WHAT TO DO =>
Copy out the listing in full, exactly as written, but not its pictures.
------------
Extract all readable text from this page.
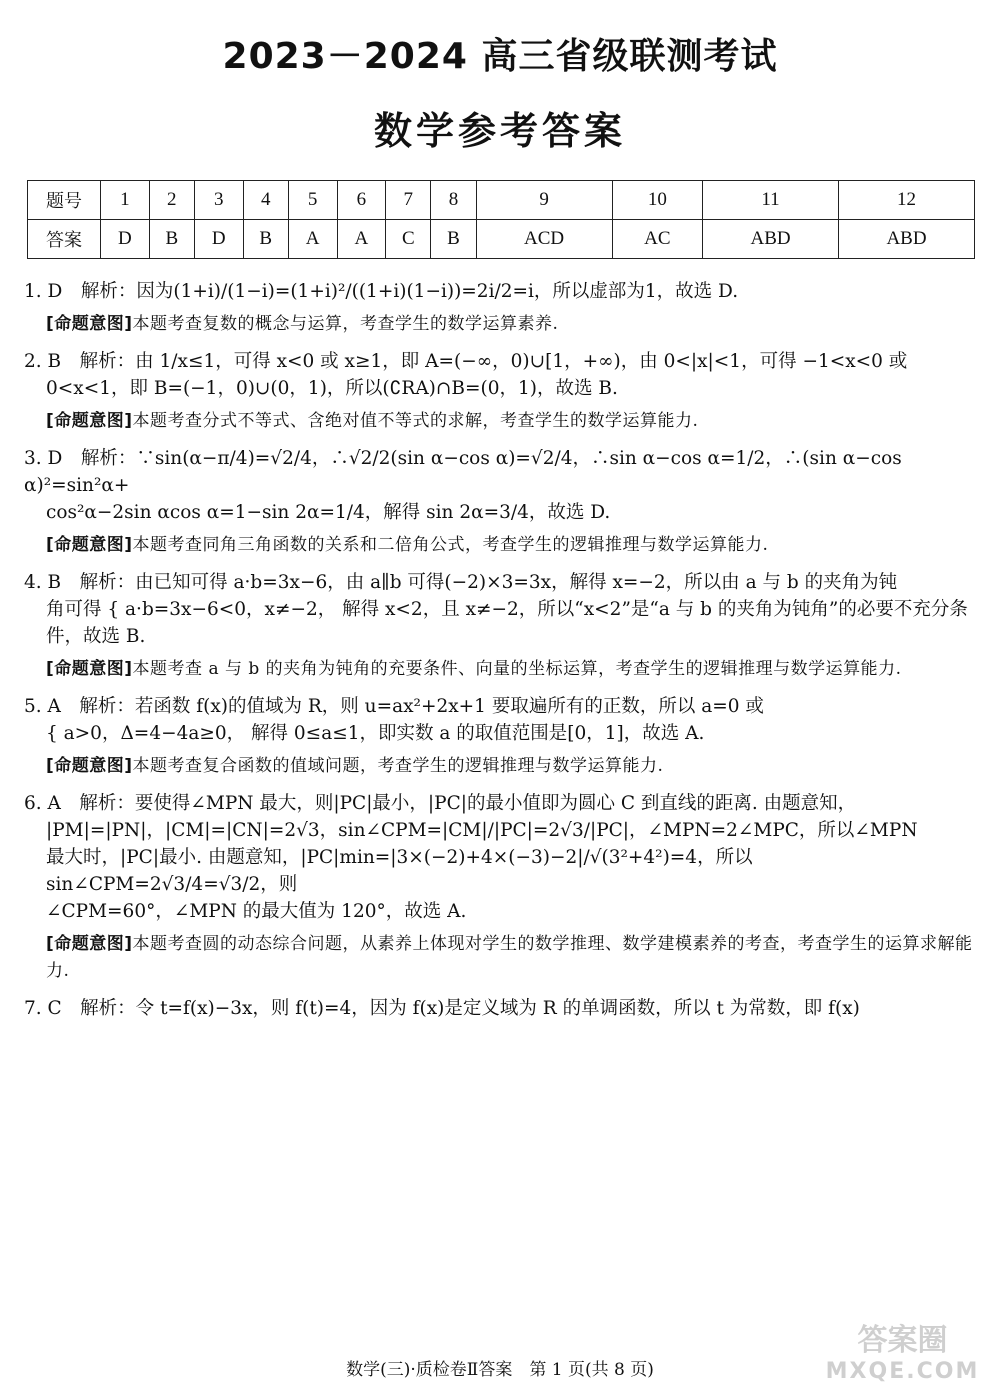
2023－2024 高三省级联测考试
数学参考答案
题号	1	2	3	4	5	6	7	8	9	10	11	12
答案	D	B	D	B	A	A	C	B	ACD	AC	ABD	ABD
1. D　解析：因为(1+i)/(1−i)=(1+i)²/((1+i)(1−i))=2i/2=i，所以虚部为1，故选 D.
[命题意图]本题考查复数的概念与运算，考查学生的数学运算素养.
2. B　解析：由 1/x≤1，可得 x<0 或 x≥1，即 A=(−∞，0)∪[1，+∞)，由 0<|x|<1，可得 −1<x<0 或
0<x<1，即 B=(−1，0)∪(0，1)，所以(∁RA)∩B=(0，1)，故选 B.
[命题意图]本题考查分式不等式、含绝对值不等式的求解，考查学生的数学运算能力.
3. D　解析：∵sin(α−π/4)=√2/4，∴√2/2(sin α−cos α)=√2/4，∴sin α−cos α=1/2，∴(sin α−cos α)²=sin²α+
cos²α−2sin αcos α=1−sin 2α=1/4，解得 sin 2α=3/4，故选 D.
[命题意图]本题考查同角三角函数的关系和二倍角公式，考查学生的逻辑推理与数学运算能力.
4. B　解析：由已知可得 a·b=3x−6，由 a∥b 可得(−2)×3=3x，解得 x=−2，所以由 a 与 b 的夹角为钝
角可得 { a·b=3x−6<0，x≠−2， 解得 x<2，且 x≠−2，所以“x<2”是“a 与 b 的夹角为钝角”的必要不充分条
件，故选 B.
[命题意图]本题考查 a 与 b 的夹角为钝角的充要条件、向量的坐标运算，考查学生的逻辑推理与数学运算能力.
5. A　解析：若函数 f(x)的值域为 R，则 u=ax²+2x+1 要取遍所有的正数，所以 a=0 或
{ a>0，Δ=4−4a≥0， 解得 0≤a≤1，即实数 a 的取值范围是[0，1]，故选 A.
[命题意图]本题考查复合函数的值域问题，考查学生的逻辑推理与数学运算能力.
6. A　解析：要使得∠MPN 最大，则|PC|最小，|PC|的最小值即为圆心 C 到直线的距离. 由题意知，
|PM|=|PN|，|CM|=|CN|=2√3，sin∠CPM=|CM|/|PC|=2√3/|PC|，∠MPN=2∠MPC，所以∠MPN
最大时，|PC|最小. 由题意知，|PC|min=|3×(−2)+4×(−3)−2|/√(3²+4²)=4，所以 sin∠CPM=2√3/4=√3/2，则
∠CPM=60°，∠MPN 的最大值为 120°，故选 A.
[命题意图]本题考查圆的动态综合问题，从素养上体现对学生的数学推理、数学建模素养的考查，考查学生的运算求解能力.
7. C　解析：令 t=f(x)−3x，则 f(t)=4，因为 f(x)是定义域为 R 的单调函数，所以 t 为常数，即 f(x)
数学(三)·质检卷Ⅱ答案　第 1 页(共 8 页)
答案圈
MXQE.COM
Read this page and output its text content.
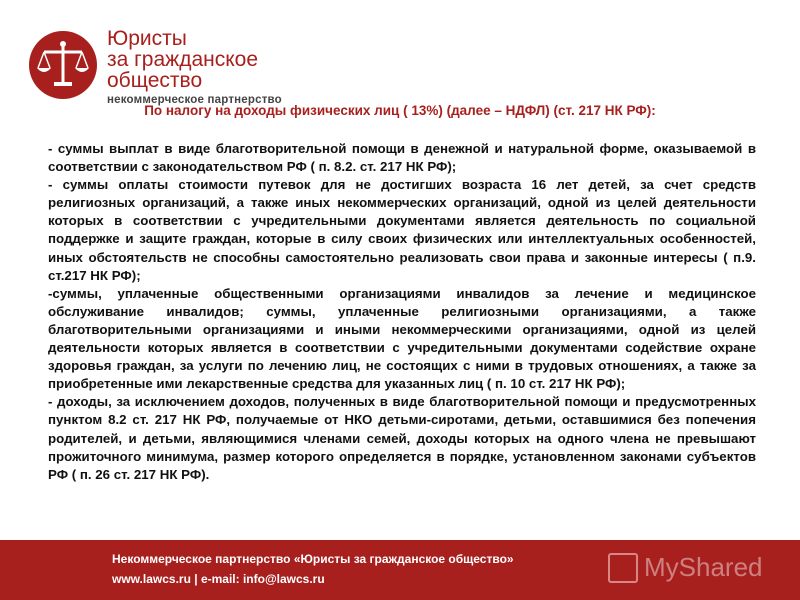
Юристы
за гражданское
общество
некоммерческое партнерство
По налогу на доходы физических лиц ( 13%) (далее – НДФЛ) (ст. 217 НК РФ):

- суммы выплат в виде благотворительной помощи в денежной и натуральной форме, оказываемой в соответствии с законодательством РФ ( п. 8.2. ст. 217 НК РФ);

- суммы оплаты стоимости путевок для не достигших возраста 16 лет детей, за счет средств религиозных организаций, а также иных некоммерческих организаций, одной из целей деятельности которых в соответствии с учредительными документами является деятельность по социальной поддержке и защите граждан, которые в силу своих физических или интеллектуальных особенностей, иных обстоятельств не способны самостоятельно реализовать свои права и законные интересы ( п.9. ст.217 НК РФ);

-суммы, уплаченные общественными организациями инвалидов за лечение и медицинское обслуживание инвалидов; суммы, уплаченные религиозными организациями, а также благотворительными организациями и иными некоммерческими организациями, одной из целей деятельности которых является в соответствии с учредительными документами содействие охране здоровья граждан, за услуги по лечению лиц, не состоящих с ними в трудовых отношениях, а также за приобретенные ими лекарственные средства для указанных лиц ( п. 10 ст. 217 НК РФ);

- доходы, за исключением доходов, полученных в виде благотворительной помощи и предусмотренных пунктом 8.2 ст. 217 НК РФ, получаемые от НКО детьми-сиротами, детьми, оставшимися без попечения родителей, и детьми, являющимися членами семей, доходы которых на одного члена не превышают прожиточного минимума, размер которого определяется в порядке, установленном законами субъектов РФ ( п. 26 ст. 217 НК РФ).

Некоммерческое партнерство «Юристы за гражданское общество»
www.lawcs.ru | e-mail: info@lawcs.ru	MyShared
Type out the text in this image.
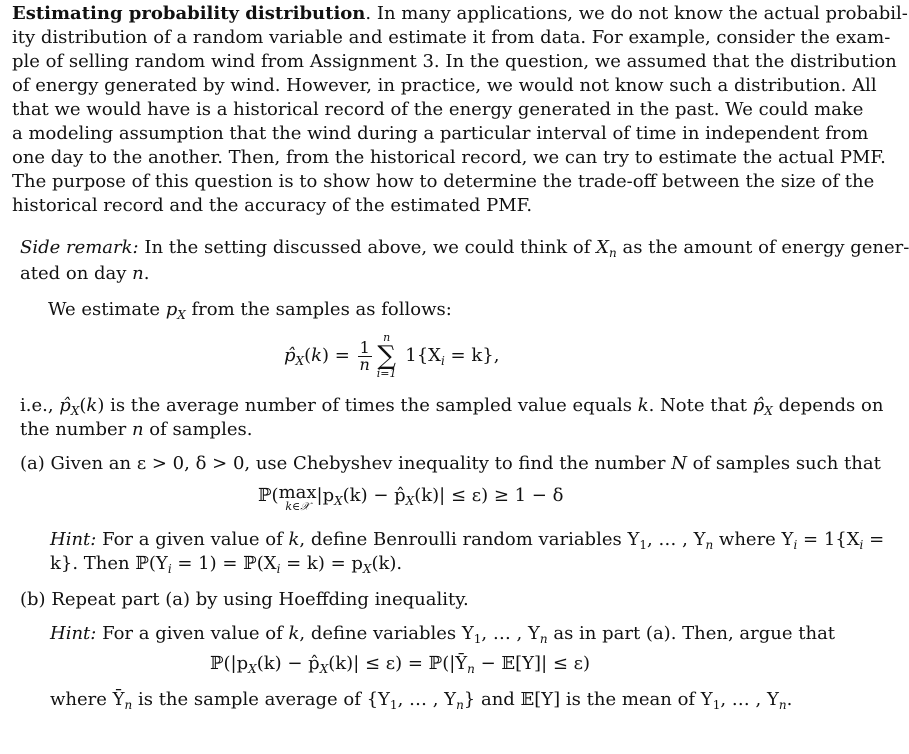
Estimating probability distribution. In many applications, we do not know the actual probabil-
ity distribution of a random variable and estimate it from data. For example, consider the exam-
ple of selling random wind from Assignment 3. In the question, we assumed that the distribution
of energy generated by wind. However, in practice, we would not know such a distribution. All
that we would have is a historical record of the energy generated in the past. We could make
a modeling assumption that the wind during a particular interval of time in independent from
one day to the another. Then, from the historical record, we can try to estimate the actual PMF.
The purpose of this question is to show how to determine the trade-off between the size of the
historical record and the accuracy of the estimated PMF.
Side remark: In the setting discussed above, we could think of $X_n$ as the amount of energy gener-
ated on day n.
We estimate $p_X$ from the samples as follows:
$p̂_X(k) = \frac{1}{n}$
n
∑
i=1
$1\{X_i = k\}$,
i.e., $p̂_X(k)$ is the average number of times the sampled value equals k. Note that $p̂_X$ depends on
the number n of samples.
(a) Given an ε > 0, δ > 0, use Chebyshev inequality to find the number N of samples such that
ℙ(max
k∈𝒳
$|p_X(k)$ − $p̂_X(k)| \le \varepsilon) \ge 1 - \delta$
Hint: For a given value of k, define Benroulli random variables $Y_1$, … , $Y_n$ where $Y_i = 1\{X_i$ =
k}. Then $ℙ(Y_i = 1)$ = $ℙ(X_i = k) = p_X(k)$.
(b) Repeat part (a) by using Hoeffding inequality.
Hint: For a given value of k, define variables $Y_1$, … , $Y_n$ as in part (a). Then, argue that
$ℙ(|p_X(k)$ − $p̂_X(k)| \le \varepsilon$) = $ℙ(|Ȳ_n$ − 𝔼[Y]| ≤ ε)
where $Ȳ_n$ is the sample average of {$Y_1$, … , $Y_n$} and 𝔼[Y] is the mean of $Y_1$, … , $Y_n$.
------------
THE SOLUTION =>
Extract all readable text from this page.
2023－2024 高三省级联测考试
数学参考答案
题号	1	2	3	4	5	6	7	8	9	10	11	12
答案	D	B	D	B	A	A	C	B	ACD	AC	ABD	ABD
1. D　解析：因为(1+i)/(1−i)=(1+i)²/((1+i)(1−i))=2i/2=i，所以虚部为1，故选 D.
[命题意图]本题考查复数的概念与运算，考查学生的数学运算素养.
2. B　解析：由 1/x≤1，可得 x<0 或 x≥1，即 A=(−∞，0)∪[1，+∞)，由 0<|x|<1，可得 −1<x<0 或
0<x<1，即 B=(−1，0)∪(0，1)，所以(∁RA)∩B=(0，1)，故选 B.
[命题意图]本题考查分式不等式、含绝对值不等式的求解，考查学生的数学运算能力.
3. D　解析：∵sin(α−π/4)=√2/4，∴√2/2(sin α−cos α)=√2/4，∴sin α−cos α=1/2，∴(sin α−cos α)²=sin²α+
cos²α−2sin αcos α=1−sin 2α=1/4，解得 sin 2α=3/4，故选 D.
[命题意图]本题考查同角三角函数的关系和二倍角公式，考查学生的逻辑推理与数学运算能力.
4. B　解析：由已知可得 a·b=3x−6，由 a∥b 可得(−2)×3=3x，解得 x=−2，所以由 a 与 b 的夹角为钝
角可得 { a·b=3x−6<0，x≠−2， 解得 x<2，且 x≠−2，所以“x<2”是“a 与 b 的夹角为钝角”的必要不充分条
件，故选 B.
[命题意图]本题考查 a 与 b 的夹角为钝角的充要条件、向量的坐标运算，考查学生的逻辑推理与数学运算能力.
5. A　解析：若函数 f(x)的值域为 R，则 u=ax²+2x+1 要取遍所有的正数，所以 a=0 或
{ a>0，Δ=4−4a≥0， 解得 0≤a≤1，即实数 a 的取值范围是[0，1]，故选 A.
[命题意图]本题考查复合函数的值域问题，考查学生的逻辑推理与数学运算能力.
6. A　解析：要使得∠MPN 最大，则|PC|最小，|PC|的最小值即为圆心 C 到直线的距离. 由题意知，
|PM|=|PN|，|CM|=|CN|=2√3，sin∠CPM=|CM|/|PC|=2√3/|PC|，∠MPN=2∠MPC，所以∠MPN
最大时，|PC|最小. 由题意知，|PC|min=|3×(−2)+4×(−3)−2|/√(3²+4²)=4，所以 sin∠CPM=2√3/4=√3/2，则
∠CPM=60°，∠MPN 的最大值为 120°，故选 A.
[命题意图]本题考查圆的动态综合问题，从素养上体现对学生的数学推理、数学建模素养的考查，考查学生的运算求解能力.
7. C　解析：令 t=f(x)−3x，则 f(t)=4，因为 f(x)是定义域为 R 的单调函数，所以 t 为常数，即 f(x)
数学(三)·质检卷Ⅱ答案　第 1 页(共 8 页)
答案圈
MXQE.COM
Read this page and output its text content.
Юристы
за гражданское
общество
некоммерческое партнерство
По налогу на доходы физических лиц ( 13%) (далее – НДФЛ) (ст. 217 НК РФ):

- суммы выплат в виде благотворительной помощи в денежной и натуральной форме, оказываемой в соответствии с законодательством РФ ( п. 8.2. ст. 217 НК РФ);

- суммы оплаты стоимости путевок для не достигших возраста 16 лет детей, за счет средств религиозных организаций, а также иных некоммерческих организаций, одной из целей деятельности которых в соответствии с учредительными документами является деятельность по социальной поддержке и защите граждан, которые в силу своих физических или интеллектуальных особенностей, иных обстоятельств не способны самостоятельно реализовать свои права и законные интересы ( п.9. ст.217 НК РФ);

-суммы, уплаченные общественными организациями инвалидов за лечение и медицинское обслуживание инвалидов; суммы, уплаченные религиозными организациями, а также благотворительными организациями и иными некоммерческими организациями, одной из целей деятельности которых является в соответствии с учредительными документами содействие охране здоровья граждан, за услуги по лечению лиц, не состоящих с ними в трудовых отношениях, а также за приобретенные ими лекарственные средства для указанных лиц ( п. 10 ст. 217 НК РФ);

- доходы, за исключением доходов, полученных в виде благотворительной помощи и предусмотренных пунктом 8.2 ст. 217 НК РФ, получаемые от НКО детьми-сиротами, детьми, оставшимися без попечения родителей, и детьми, являющимися членами семей, доходы которых на одного члена не превышают прожиточного минимума, размер которого определяется в порядке, установленном законами субъектов РФ ( п. 26 ст. 217 НК РФ).

Некоммерческое партнерство «Юристы за гражданское общество»
www.lawcs.ru | e-mail: info@lawcs.ru	MyShared
Type out the text in this image.
Estimating probability distribution. In many applications, we do not know the actual probabil-
ity distribution of a random variable and estimate it from data. For example, consider the exam-
ple of selling random wind from Assignment 3. In the question, we assumed that the distribution
of energy generated by wind. However, in practice, we would not know such a distribution. All
that we would have is a historical record of the energy generated in the past. We could make
a modeling assumption that the wind during a particular interval of time in independent from
one day to the another. Then, from the historical record, we can try to estimate the actual PMF.
The purpose of this question is to show how to determine the trade-off between the size of the
historical record and the accuracy of the estimated PMF.
Side remark: In the setting discussed above, we could think of $X_n$ as the amount of energy gener-
ated on day n.
We estimate $p_X$ from the samples as follows:
$p̂_X(k) = \frac{1}{n}$
n
∑
i=1
$1\{X_i = k\}$,
i.e., $p̂_X(k)$ is the average number of times the sampled value equals k. Note that $p̂_X$ depends on
the number n of samples.
(a) Given an ε > 0, δ > 0, use Chebyshev inequality to find the number N of samples such that
ℙ(max
k∈𝒳
$|p_X(k)$ − $p̂_X(k)| \le \varepsilon) \ge 1 - \delta$
Hint: For a given value of k, define Benroulli random variables $Y_1$, … , $Y_n$ where $Y_i = 1\{X_i$ =
k}. Then $ℙ(Y_i = 1)$ = $ℙ(X_i = k) = p_X(k)$.
(b) Repeat part (a) by using Hoeffding inequality.
Hint: For a given value of k, define variables $Y_1$, … , $Y_n$ as in part (a). Then, argue that
$ℙ(|p_X(k)$ − $p̂_X(k)| \le \varepsilon$) = $ℙ(|Ȳ_n$ − 𝔼[Y]| ≤ ε)
where $Ȳ_n$ is the sample average of {$Y_1$, … , $Y_n$} and 𝔼[Y] is the mean of $Y_1$, … , $Y_n$.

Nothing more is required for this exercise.